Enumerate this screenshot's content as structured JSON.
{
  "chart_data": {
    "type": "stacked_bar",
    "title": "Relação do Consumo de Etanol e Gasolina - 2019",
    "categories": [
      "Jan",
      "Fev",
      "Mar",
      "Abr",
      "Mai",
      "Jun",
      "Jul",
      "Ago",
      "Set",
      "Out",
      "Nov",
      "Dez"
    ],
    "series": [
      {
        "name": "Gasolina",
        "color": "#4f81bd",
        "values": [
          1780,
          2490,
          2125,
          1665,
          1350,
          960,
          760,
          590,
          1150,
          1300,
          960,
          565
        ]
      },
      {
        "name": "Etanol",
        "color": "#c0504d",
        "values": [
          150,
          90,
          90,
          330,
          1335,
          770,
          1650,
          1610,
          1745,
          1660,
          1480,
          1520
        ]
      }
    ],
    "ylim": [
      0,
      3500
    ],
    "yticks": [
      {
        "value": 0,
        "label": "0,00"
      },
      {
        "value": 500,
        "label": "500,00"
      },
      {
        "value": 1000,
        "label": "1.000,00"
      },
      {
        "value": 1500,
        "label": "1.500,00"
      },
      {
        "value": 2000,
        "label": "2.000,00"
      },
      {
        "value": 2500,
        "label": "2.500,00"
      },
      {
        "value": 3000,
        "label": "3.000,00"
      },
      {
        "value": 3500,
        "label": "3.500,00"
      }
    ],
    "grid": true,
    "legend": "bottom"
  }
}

# [AIM]
From the listing above, pick out every line containing "Etanol".

# [SOLUTION TO THIS TASK]
    "title": "Relação do Consumo de Etanol e Gasolina - 2019",
        "name": "Etanol",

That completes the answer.